== PROBLEM TO SOLVE ==
Copy the records with "pixel" changed to "screen" and everything else unchanged, leaving out the pictures.
## Start LISTED RECORDS
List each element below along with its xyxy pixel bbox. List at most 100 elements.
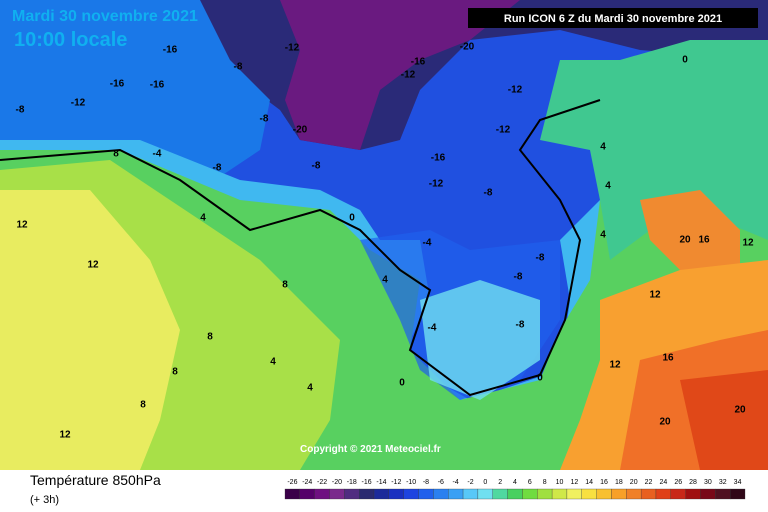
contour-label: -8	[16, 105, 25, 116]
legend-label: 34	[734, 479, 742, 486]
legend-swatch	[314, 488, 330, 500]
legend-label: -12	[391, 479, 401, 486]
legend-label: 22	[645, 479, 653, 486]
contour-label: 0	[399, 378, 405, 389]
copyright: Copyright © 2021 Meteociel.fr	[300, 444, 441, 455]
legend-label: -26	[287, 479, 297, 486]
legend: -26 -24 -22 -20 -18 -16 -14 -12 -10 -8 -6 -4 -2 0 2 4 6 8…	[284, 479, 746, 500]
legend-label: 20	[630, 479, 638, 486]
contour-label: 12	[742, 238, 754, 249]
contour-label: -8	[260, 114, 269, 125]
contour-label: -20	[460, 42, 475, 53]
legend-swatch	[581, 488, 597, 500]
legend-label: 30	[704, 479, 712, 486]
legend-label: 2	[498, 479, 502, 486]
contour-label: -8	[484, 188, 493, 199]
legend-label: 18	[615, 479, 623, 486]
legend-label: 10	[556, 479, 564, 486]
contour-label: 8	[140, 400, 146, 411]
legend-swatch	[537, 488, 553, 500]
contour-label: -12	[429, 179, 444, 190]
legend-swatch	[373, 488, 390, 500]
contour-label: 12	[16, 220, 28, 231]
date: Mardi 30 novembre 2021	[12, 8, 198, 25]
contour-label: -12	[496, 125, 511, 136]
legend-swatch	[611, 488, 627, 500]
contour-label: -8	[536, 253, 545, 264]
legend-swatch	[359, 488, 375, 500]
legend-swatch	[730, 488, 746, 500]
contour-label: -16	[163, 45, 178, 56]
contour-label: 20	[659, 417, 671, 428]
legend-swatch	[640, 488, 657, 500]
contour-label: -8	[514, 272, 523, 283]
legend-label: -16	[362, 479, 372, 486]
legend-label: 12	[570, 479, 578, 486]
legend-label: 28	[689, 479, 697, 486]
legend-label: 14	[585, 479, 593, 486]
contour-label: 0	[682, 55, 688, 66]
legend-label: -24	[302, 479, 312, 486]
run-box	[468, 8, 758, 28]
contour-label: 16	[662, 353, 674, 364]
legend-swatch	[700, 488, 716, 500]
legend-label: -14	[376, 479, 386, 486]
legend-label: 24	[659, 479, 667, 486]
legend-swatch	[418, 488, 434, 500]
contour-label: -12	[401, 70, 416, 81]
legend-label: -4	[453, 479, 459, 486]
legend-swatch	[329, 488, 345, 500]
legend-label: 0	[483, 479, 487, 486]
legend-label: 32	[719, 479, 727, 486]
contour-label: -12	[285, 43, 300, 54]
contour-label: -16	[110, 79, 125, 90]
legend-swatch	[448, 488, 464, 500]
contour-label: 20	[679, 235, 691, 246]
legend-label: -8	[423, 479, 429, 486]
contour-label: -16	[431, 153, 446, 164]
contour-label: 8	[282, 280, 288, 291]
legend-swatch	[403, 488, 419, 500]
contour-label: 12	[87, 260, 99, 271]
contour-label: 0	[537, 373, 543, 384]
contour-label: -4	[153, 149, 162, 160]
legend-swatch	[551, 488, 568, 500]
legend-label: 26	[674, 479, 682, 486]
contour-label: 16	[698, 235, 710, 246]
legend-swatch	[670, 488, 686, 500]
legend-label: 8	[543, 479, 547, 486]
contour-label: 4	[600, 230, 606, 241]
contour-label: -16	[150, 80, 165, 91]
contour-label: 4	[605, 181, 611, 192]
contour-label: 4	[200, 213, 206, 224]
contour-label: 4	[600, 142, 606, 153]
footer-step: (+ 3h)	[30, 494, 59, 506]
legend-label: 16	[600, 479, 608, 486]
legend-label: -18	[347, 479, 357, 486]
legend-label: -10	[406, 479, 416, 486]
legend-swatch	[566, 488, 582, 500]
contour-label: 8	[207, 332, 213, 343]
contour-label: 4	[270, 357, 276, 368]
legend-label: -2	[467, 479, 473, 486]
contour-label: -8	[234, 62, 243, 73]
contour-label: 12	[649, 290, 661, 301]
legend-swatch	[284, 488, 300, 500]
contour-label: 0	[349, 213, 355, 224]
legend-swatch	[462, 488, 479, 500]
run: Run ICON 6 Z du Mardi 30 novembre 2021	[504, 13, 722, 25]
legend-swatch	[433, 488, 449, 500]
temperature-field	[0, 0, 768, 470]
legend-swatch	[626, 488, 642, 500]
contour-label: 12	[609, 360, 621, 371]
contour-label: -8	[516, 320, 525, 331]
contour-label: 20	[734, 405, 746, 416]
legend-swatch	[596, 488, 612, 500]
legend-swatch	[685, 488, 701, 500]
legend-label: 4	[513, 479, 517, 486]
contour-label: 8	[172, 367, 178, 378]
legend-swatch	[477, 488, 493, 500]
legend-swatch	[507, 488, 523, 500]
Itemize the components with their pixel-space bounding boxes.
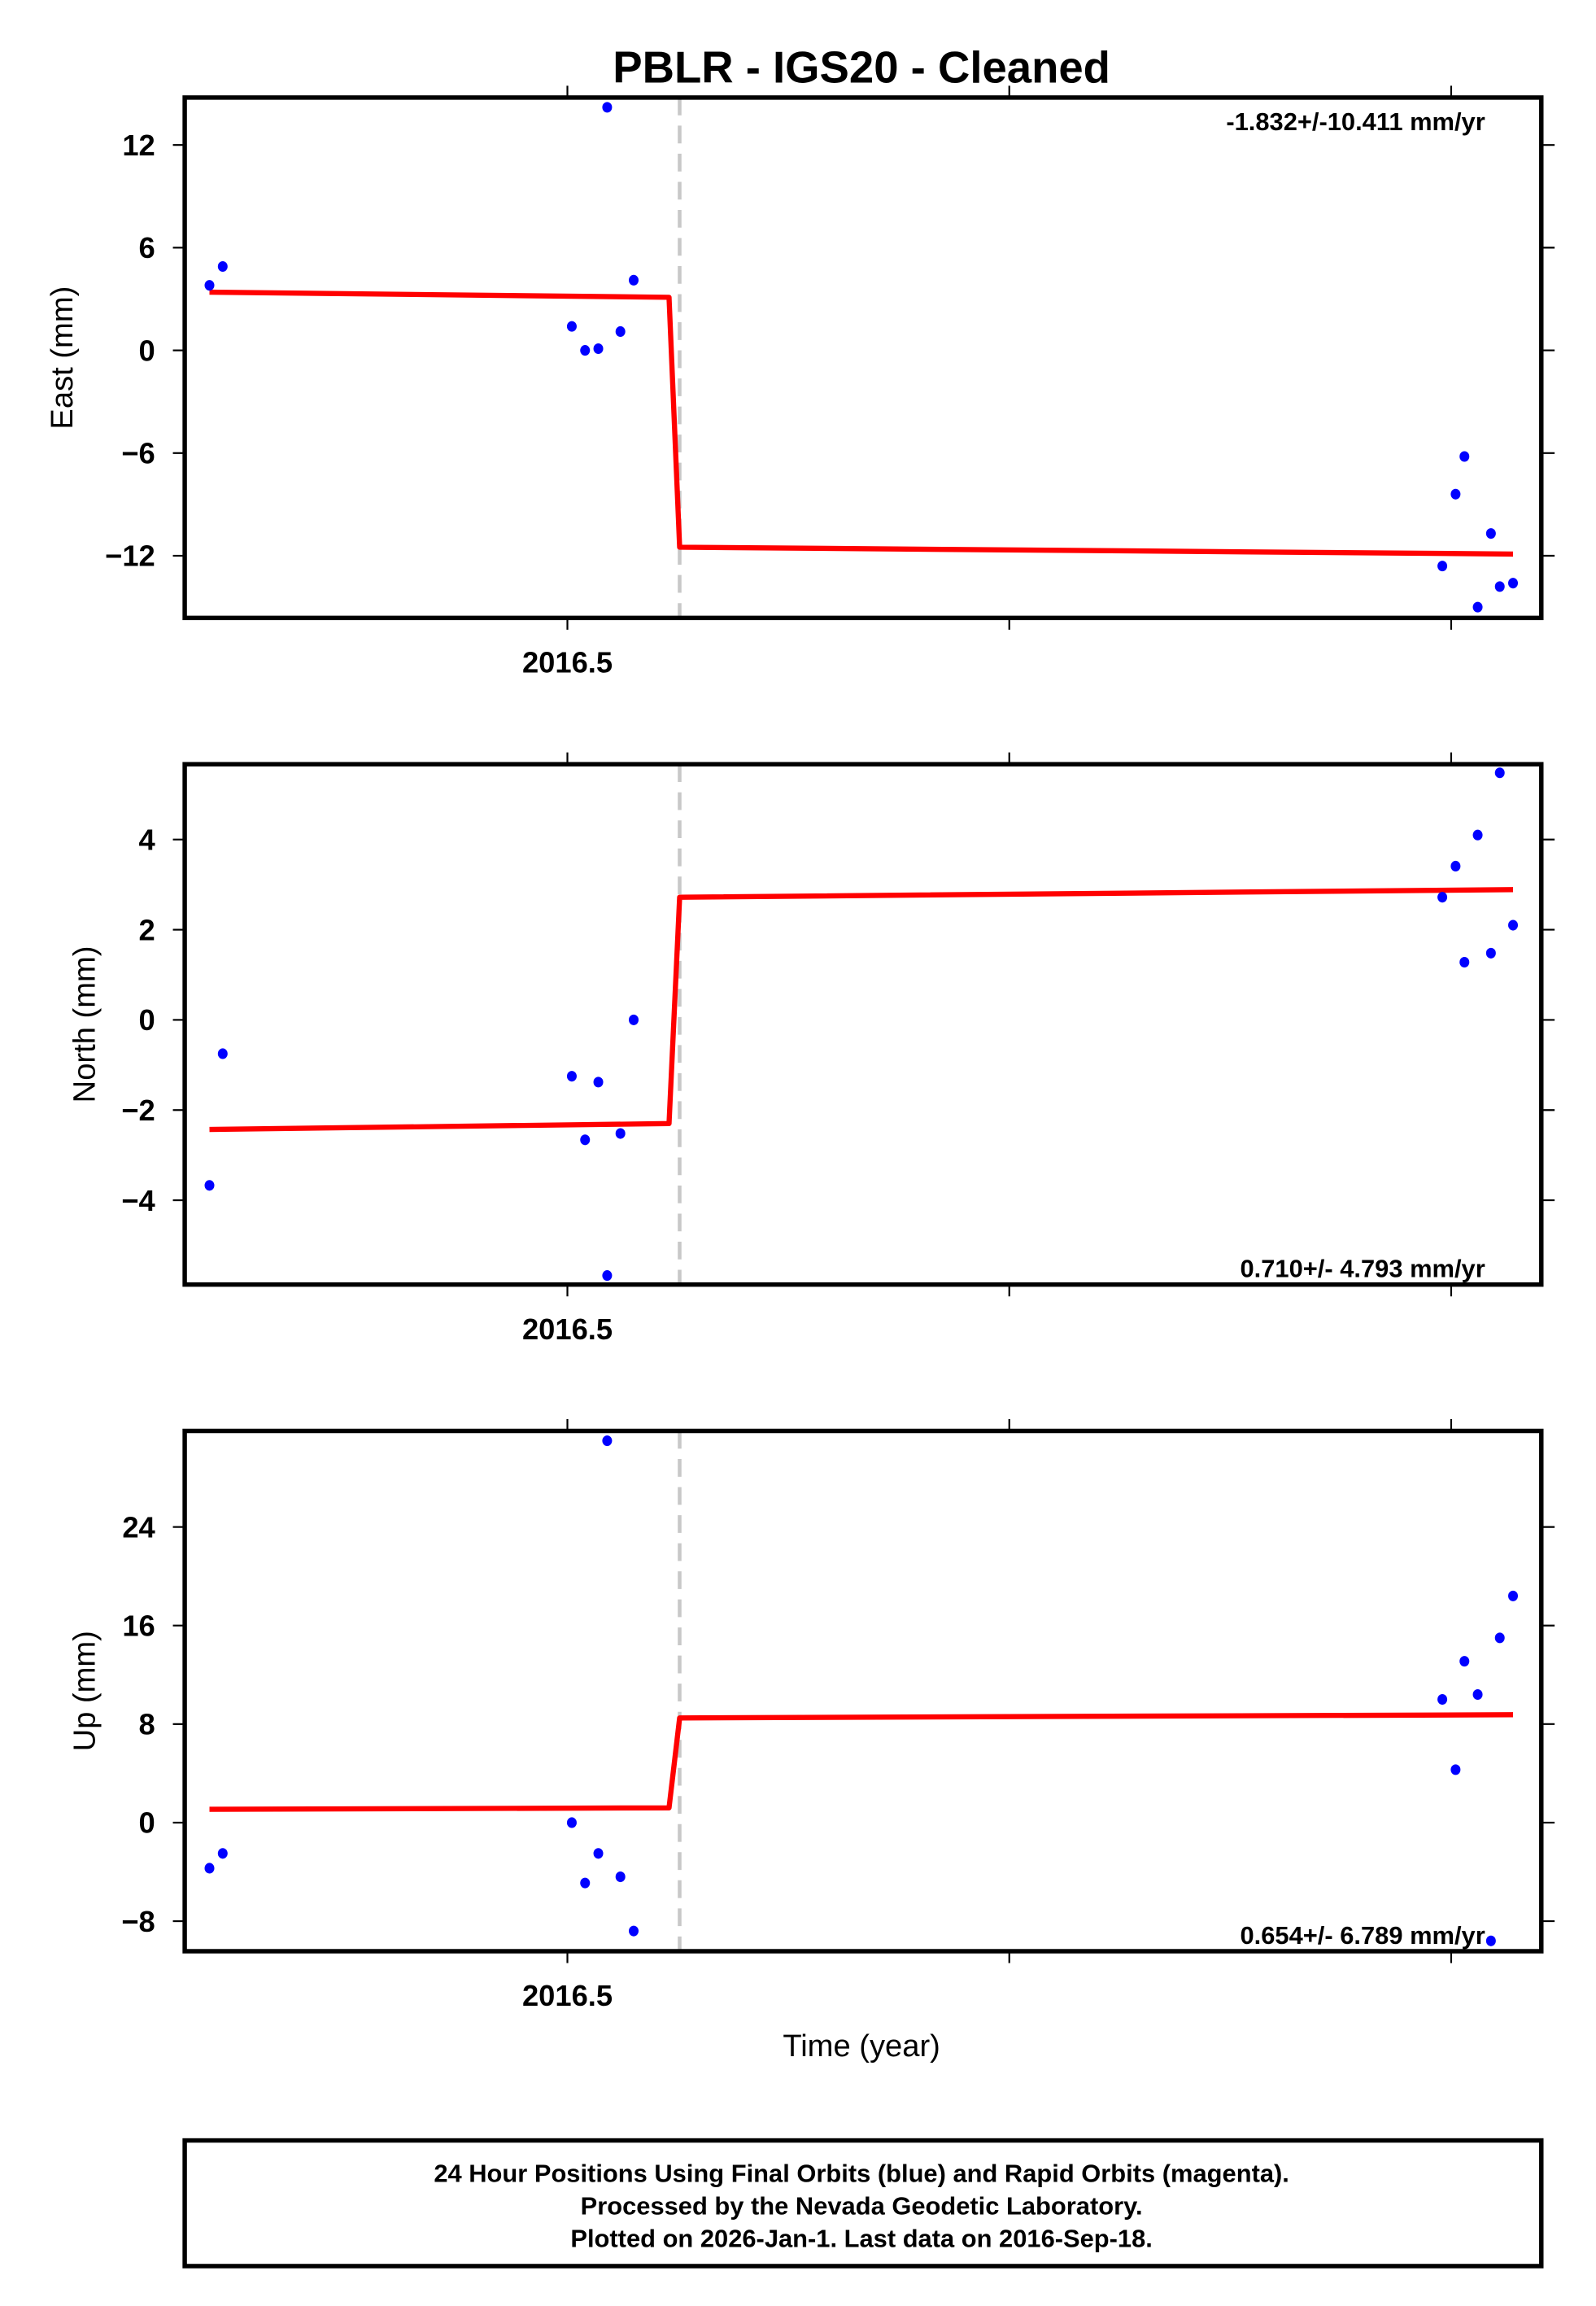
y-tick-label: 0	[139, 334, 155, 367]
## End LISTED RECORDS
== RESULT ==
List each element below along with its xyxy screen bbox. List at most 100 elements.
contour-label: -8	[16, 105, 25, 116]
legend-label: 34	[734, 479, 742, 486]
legend-swatch	[314, 488, 330, 500]
legend-label: -12	[391, 479, 401, 486]
legend-label: 22	[645, 479, 653, 486]
contour-label: 0	[399, 378, 405, 389]
copyright: Copyright © 2021 Meteociel.fr	[300, 444, 441, 455]
legend-label: -26	[287, 479, 297, 486]
legend: -26 -24 -22 -20 -18 -16 -14 -12 -10 -8 -6 -4 -2 0 2 4 6 8…	[284, 479, 746, 500]
legend-label: 20	[630, 479, 638, 486]
contour-label: 12	[742, 238, 754, 249]
contour-label: -8	[260, 114, 269, 125]
contour-label: -20	[460, 42, 475, 53]
legend-swatch	[581, 488, 597, 500]
legend-label: 30	[704, 479, 712, 486]
legend-label: 2	[498, 479, 502, 486]
contour-label: -8	[484, 188, 493, 199]
legend-label: 18	[615, 479, 623, 486]
legend-label: 10	[556, 479, 564, 486]
contour-label: 8	[140, 400, 146, 411]
legend-swatch	[537, 488, 553, 500]
contour-label: -12	[429, 179, 444, 190]
legend-swatch	[373, 488, 390, 500]
contour-label: 12	[16, 220, 28, 231]
date: Mardi 30 novembre 2021	[12, 8, 198, 25]
contour-label: -12	[496, 125, 511, 136]
legend-swatch	[611, 488, 627, 500]
contour-label: -8	[536, 253, 545, 264]
legend-swatch	[359, 488, 375, 500]
legend-swatch	[730, 488, 746, 500]
contour-label: -16	[163, 45, 178, 56]
contour-label: 20	[659, 417, 671, 428]
legend-swatch	[640, 488, 657, 500]
contour-label: -8	[514, 272, 523, 283]
legend-label: -16	[362, 479, 372, 486]
legend-label: 12	[570, 479, 578, 486]
legend-label: 28	[689, 479, 697, 486]
legend-label: 14	[585, 479, 593, 486]
contour-label: 0	[682, 55, 688, 66]
legend-label: -24	[302, 479, 312, 486]
run-box	[468, 8, 758, 28]
contour-label: 16	[662, 353, 674, 364]
legend-swatch	[700, 488, 716, 500]
legend-label: -14	[376, 479, 386, 486]
legend-label: 24	[659, 479, 667, 486]
legend-swatch	[418, 488, 434, 500]
contour-label: -12	[401, 70, 416, 81]
legend-label: -4	[453, 479, 459, 486]
legend-swatch	[329, 488, 345, 500]
legend-label: 0	[483, 479, 487, 486]
legend-label: 32	[719, 479, 727, 486]
contour-label: -12	[285, 43, 300, 54]
contour-label: -16	[110, 79, 125, 90]
legend-swatch	[448, 488, 464, 500]
contour-label: 20	[679, 235, 691, 246]
legend-label: -8	[423, 479, 429, 486]
contour-label: -16	[431, 153, 446, 164]
contour-label: 8	[282, 280, 288, 291]
legend-swatch	[403, 488, 419, 500]
contour-label: 12	[87, 260, 99, 271]
contour-label: 0	[537, 373, 543, 384]
contour-label: -4	[153, 149, 162, 160]
legend-swatch	[551, 488, 568, 500]
legend-label: 26	[674, 479, 682, 486]
contour-label: 16	[698, 235, 710, 246]
legend-swatch	[670, 488, 686, 500]
legend-label: 8	[543, 479, 547, 486]
contour-label: 4	[600, 230, 606, 241]
contour-label: -16	[150, 80, 165, 91]
contour-label: 4	[605, 181, 611, 192]
contour-label: 4	[200, 213, 206, 224]
contour-label: 4	[600, 142, 606, 153]
footer-step: (+ 3h)	[30, 494, 59, 506]
legend-label: 16	[600, 479, 608, 486]
legend-label: -18	[347, 479, 357, 486]
legend-label: -10	[406, 479, 416, 486]
legend-swatch	[566, 488, 582, 500]
contour-label: 8	[207, 332, 213, 343]
contour-label: 4	[270, 357, 276, 368]
legend-label: -2	[467, 479, 473, 486]
contour-label: -8	[234, 62, 243, 73]
contour-label: 12	[649, 290, 661, 301]
legend-swatch	[284, 488, 300, 500]
contour-label: 0	[349, 213, 355, 224]
legend-swatch	[462, 488, 479, 500]
run: Run ICON 6 Z du Mardi 30 novembre 2021	[504, 13, 722, 25]
legend-swatch	[433, 488, 449, 500]
temperature-field	[0, 0, 768, 470]
legend-swatch	[626, 488, 642, 500]
contour-label: 12	[609, 360, 621, 371]
contour-label: -8	[516, 320, 525, 331]
contour-label: 20	[734, 405, 746, 416]
legend-swatch	[596, 488, 612, 500]
legend-swatch	[685, 488, 701, 500]
legend-label: 4	[513, 479, 517, 486]
contour-label: 8	[172, 367, 178, 378]
legend-swatch	[477, 488, 493, 500]
legend-swatch	[507, 488, 523, 500]
Itemize the components with their screen-space bounding boxes.
y-tick-label: 0	[139, 334, 155, 367]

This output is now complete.